* START AVAILABLE RECORDS *

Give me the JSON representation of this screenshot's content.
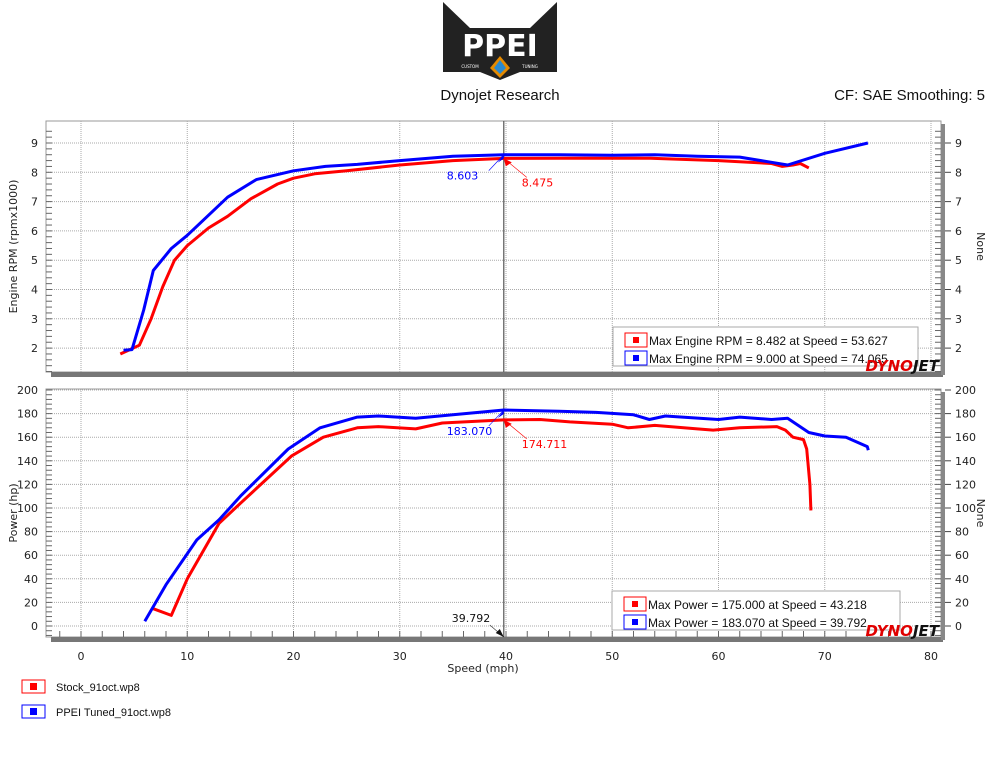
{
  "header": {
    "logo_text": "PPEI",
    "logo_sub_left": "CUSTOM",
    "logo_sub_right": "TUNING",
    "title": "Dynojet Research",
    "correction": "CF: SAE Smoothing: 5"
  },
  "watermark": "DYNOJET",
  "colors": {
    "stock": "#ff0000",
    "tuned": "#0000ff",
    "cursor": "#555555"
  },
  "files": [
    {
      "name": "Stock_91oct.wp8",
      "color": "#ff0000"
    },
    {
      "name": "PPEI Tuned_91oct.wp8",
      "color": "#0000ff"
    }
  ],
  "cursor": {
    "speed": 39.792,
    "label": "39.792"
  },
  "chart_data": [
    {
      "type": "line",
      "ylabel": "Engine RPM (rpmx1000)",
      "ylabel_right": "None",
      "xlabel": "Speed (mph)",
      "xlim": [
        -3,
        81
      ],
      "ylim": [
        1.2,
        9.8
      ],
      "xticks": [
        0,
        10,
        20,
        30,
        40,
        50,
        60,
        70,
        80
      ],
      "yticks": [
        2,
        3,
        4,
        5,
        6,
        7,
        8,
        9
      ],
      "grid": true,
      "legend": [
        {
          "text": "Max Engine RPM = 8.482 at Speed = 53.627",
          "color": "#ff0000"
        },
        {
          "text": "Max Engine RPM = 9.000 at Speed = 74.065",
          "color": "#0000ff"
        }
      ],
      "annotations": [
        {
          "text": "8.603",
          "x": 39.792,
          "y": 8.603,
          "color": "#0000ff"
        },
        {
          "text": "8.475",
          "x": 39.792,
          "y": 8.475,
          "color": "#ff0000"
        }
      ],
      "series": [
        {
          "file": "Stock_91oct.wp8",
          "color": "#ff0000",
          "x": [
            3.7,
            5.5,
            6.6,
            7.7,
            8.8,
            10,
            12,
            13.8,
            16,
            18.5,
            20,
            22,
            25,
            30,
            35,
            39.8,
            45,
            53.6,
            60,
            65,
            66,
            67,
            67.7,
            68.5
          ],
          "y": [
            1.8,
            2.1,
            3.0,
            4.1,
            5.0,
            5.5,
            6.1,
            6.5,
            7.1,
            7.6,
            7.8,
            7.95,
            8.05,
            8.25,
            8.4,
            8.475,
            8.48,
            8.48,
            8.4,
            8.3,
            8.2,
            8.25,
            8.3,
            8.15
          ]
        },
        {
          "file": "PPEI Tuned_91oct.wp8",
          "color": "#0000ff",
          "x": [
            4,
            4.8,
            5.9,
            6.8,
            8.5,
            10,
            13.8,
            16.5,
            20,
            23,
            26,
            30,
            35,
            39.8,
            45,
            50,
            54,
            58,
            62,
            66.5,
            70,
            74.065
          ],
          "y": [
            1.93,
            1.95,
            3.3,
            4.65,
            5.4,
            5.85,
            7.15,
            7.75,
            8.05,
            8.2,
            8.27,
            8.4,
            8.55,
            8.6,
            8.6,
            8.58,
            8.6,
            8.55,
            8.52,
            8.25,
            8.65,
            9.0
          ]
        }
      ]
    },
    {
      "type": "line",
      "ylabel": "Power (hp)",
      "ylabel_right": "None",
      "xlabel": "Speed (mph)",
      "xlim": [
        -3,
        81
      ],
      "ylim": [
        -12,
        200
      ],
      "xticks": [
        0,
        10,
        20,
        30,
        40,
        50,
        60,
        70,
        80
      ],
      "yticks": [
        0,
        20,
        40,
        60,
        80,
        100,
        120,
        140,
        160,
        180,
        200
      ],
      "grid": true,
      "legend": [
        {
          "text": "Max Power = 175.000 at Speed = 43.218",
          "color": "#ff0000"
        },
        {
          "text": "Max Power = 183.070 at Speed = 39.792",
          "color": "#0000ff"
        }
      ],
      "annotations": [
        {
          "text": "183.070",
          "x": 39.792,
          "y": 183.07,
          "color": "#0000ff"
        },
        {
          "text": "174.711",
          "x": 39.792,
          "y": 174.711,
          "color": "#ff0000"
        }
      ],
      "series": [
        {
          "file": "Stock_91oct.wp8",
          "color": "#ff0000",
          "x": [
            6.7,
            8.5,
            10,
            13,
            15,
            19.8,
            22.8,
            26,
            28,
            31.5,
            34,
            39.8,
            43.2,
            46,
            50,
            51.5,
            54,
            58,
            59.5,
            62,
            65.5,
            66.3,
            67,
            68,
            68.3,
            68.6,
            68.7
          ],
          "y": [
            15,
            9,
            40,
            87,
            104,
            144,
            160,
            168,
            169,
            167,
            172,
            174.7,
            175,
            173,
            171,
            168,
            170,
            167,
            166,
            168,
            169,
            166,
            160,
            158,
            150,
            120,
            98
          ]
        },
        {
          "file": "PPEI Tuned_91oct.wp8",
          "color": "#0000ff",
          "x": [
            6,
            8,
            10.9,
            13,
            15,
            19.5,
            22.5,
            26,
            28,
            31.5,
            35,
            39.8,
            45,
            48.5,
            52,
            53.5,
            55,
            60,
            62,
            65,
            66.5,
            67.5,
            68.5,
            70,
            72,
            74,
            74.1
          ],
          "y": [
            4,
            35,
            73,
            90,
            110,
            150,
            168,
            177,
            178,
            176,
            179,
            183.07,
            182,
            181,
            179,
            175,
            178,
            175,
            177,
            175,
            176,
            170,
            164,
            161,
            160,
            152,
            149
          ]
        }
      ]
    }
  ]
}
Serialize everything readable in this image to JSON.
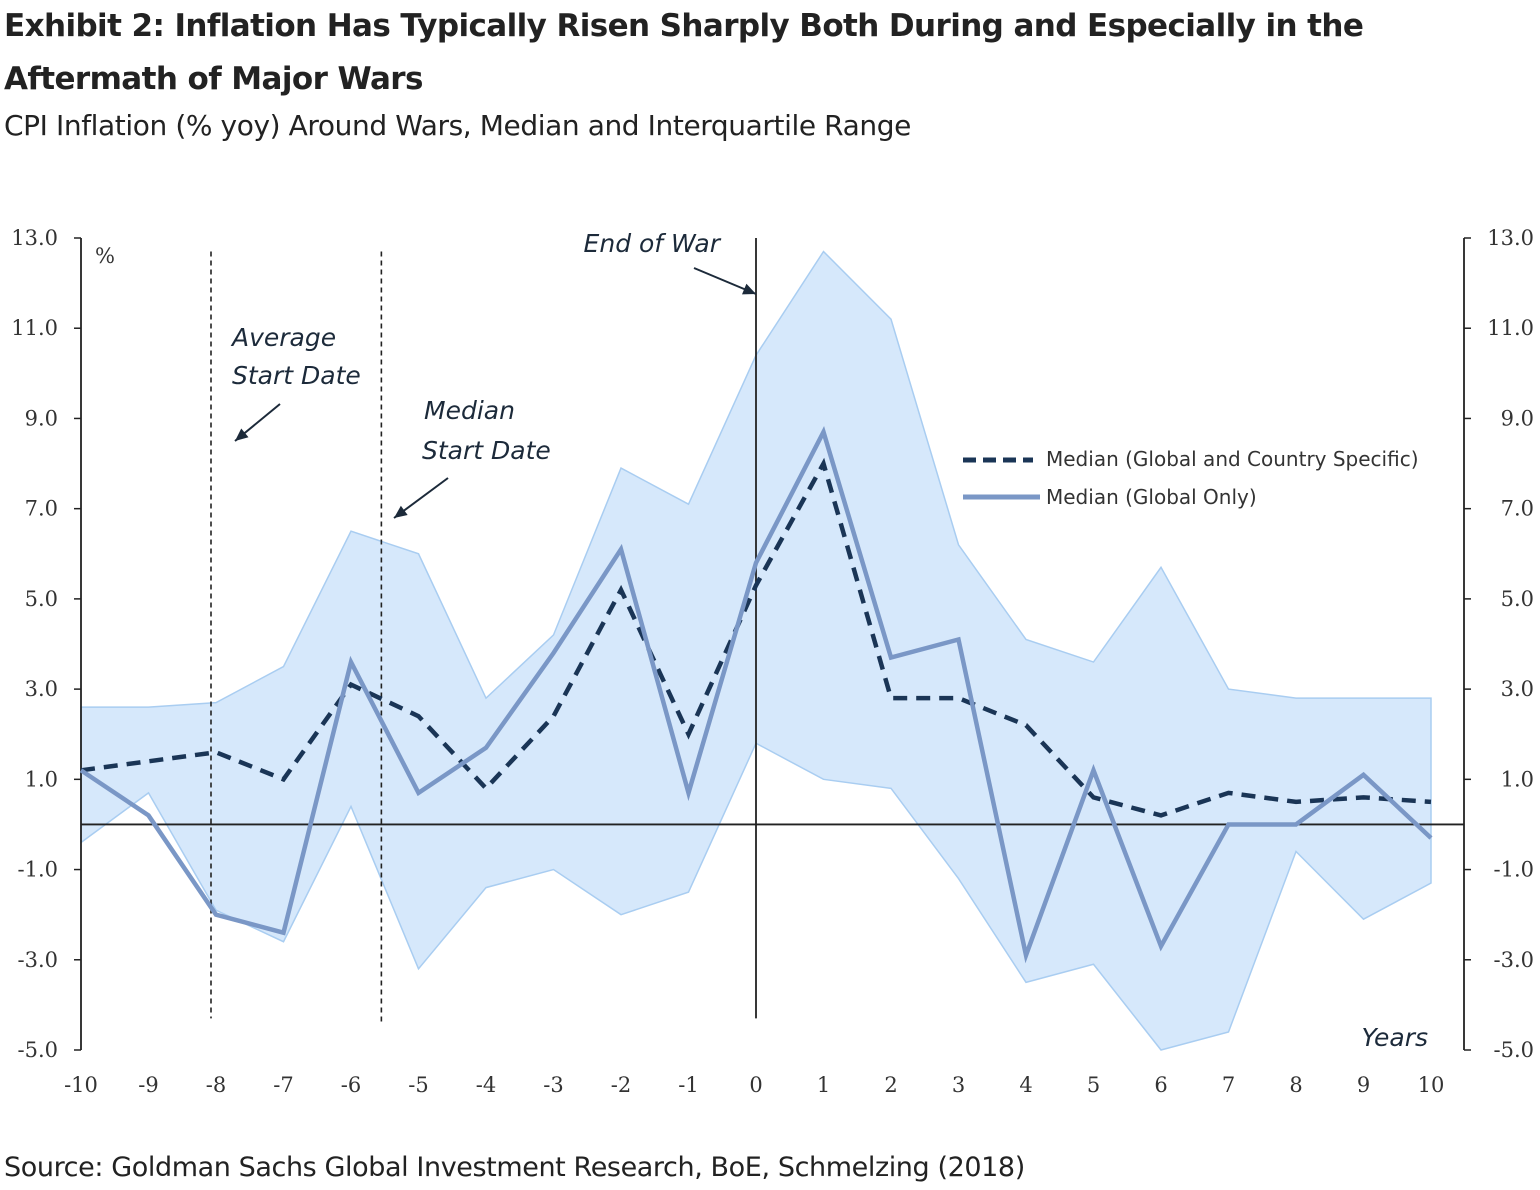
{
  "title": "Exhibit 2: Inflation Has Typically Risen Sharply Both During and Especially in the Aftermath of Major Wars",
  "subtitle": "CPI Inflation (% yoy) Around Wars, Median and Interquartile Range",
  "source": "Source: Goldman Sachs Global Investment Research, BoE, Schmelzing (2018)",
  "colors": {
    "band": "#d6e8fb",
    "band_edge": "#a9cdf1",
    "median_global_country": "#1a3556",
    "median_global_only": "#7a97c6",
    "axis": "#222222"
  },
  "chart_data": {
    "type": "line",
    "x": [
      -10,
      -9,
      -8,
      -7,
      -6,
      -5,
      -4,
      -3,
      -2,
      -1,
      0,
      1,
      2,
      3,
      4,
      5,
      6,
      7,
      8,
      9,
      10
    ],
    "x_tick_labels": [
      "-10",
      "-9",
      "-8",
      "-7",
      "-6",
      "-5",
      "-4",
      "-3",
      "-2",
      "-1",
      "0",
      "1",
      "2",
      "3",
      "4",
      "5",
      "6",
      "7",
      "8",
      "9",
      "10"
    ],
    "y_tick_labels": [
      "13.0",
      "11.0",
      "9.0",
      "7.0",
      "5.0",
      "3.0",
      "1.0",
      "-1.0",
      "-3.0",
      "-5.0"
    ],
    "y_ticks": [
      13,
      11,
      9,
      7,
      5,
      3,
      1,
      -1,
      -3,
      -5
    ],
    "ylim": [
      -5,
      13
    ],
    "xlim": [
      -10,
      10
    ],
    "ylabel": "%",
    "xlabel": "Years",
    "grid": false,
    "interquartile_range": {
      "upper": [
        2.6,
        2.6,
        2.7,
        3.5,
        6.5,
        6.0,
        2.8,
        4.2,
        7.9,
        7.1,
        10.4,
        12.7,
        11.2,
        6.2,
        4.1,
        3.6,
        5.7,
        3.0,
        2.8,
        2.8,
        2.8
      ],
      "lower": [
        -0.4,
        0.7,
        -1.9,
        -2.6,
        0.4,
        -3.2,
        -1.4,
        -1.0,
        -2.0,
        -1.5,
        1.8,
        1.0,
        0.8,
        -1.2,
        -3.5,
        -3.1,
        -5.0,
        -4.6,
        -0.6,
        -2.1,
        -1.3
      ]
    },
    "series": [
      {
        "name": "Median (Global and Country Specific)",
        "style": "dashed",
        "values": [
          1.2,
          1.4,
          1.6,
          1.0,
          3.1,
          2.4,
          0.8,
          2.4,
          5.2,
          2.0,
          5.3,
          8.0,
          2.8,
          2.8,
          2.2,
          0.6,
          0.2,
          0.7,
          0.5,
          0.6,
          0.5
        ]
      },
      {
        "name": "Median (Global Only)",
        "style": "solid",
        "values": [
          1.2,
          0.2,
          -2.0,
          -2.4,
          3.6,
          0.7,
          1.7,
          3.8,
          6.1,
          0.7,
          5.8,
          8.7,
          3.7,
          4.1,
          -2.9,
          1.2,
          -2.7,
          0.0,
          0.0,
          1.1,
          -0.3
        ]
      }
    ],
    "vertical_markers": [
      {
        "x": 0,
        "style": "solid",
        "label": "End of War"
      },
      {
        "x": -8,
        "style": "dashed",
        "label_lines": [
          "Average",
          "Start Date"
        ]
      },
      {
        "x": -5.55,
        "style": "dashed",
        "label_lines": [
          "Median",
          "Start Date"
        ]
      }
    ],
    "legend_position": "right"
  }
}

* END AVAILABLE RECORDS *
* START AVAILABLE RECORDS *

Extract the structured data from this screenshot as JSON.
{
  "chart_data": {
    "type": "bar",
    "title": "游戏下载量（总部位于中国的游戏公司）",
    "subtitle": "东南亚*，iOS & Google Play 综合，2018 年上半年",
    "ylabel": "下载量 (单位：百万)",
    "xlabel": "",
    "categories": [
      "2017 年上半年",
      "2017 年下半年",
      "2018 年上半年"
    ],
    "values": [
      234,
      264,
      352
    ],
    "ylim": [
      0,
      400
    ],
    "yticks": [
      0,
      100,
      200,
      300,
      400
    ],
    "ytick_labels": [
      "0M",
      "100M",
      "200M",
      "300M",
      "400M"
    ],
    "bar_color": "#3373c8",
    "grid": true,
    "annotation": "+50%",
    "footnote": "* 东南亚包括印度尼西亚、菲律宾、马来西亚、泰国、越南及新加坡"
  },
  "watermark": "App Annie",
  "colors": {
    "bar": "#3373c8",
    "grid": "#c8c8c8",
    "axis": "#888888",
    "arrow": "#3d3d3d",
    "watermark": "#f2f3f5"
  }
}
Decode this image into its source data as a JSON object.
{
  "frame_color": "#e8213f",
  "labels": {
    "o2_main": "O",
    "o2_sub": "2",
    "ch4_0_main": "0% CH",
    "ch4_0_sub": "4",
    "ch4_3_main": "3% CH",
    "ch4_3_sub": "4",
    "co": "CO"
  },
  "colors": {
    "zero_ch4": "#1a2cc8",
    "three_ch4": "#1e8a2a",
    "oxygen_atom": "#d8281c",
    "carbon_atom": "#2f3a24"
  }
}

* END AVAILABLE RECORDS *

WORK TO DO »
Check each line of the records for the word "Wars", and show the lines that contain it.

IN RESPONSE »
  "title": "Exhibit 2: Inflation Has Typically Risen Sharply Both During and Especially in the Aftermath of Major Wars",
  "subtitle": "CPI Inflation (% yoy) Around Wars, Median and Interquartile Range",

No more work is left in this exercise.